What to do: Report only the number of lines in this material that include "American".

>> Start

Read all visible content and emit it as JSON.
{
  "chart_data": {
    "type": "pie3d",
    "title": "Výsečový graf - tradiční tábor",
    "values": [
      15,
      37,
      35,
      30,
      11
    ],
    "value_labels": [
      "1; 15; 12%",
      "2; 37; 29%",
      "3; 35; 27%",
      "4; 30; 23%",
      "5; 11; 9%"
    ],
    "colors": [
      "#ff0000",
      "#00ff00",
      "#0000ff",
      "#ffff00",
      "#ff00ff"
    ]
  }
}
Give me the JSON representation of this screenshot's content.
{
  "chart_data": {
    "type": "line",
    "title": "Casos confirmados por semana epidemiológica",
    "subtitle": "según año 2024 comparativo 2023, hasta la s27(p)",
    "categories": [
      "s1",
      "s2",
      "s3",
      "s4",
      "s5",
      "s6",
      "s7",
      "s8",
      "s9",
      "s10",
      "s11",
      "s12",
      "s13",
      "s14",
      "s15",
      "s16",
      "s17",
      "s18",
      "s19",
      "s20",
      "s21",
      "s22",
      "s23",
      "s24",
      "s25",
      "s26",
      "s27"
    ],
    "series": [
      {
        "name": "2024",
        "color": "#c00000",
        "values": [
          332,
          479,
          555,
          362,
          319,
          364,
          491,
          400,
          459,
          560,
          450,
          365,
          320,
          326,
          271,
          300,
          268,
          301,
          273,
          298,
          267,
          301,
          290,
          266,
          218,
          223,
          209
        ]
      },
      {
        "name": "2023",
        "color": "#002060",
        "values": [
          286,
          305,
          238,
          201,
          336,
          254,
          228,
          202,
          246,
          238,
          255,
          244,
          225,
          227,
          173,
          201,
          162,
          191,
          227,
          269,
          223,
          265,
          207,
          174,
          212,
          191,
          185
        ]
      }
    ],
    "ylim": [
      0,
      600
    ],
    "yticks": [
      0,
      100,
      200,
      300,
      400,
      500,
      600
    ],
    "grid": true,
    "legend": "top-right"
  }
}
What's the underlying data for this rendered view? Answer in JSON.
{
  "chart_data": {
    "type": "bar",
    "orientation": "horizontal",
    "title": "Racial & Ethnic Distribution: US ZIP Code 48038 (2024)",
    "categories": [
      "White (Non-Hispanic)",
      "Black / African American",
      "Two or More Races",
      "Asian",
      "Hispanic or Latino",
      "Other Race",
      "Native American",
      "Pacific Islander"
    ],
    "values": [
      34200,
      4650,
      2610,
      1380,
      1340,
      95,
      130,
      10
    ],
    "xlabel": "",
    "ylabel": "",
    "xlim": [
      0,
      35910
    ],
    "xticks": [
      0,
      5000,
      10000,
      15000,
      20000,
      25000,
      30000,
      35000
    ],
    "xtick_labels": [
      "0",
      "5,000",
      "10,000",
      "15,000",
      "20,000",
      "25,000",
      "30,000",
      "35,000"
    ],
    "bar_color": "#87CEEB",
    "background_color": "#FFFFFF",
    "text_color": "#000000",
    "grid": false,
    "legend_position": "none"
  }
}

>> End

Reply: 2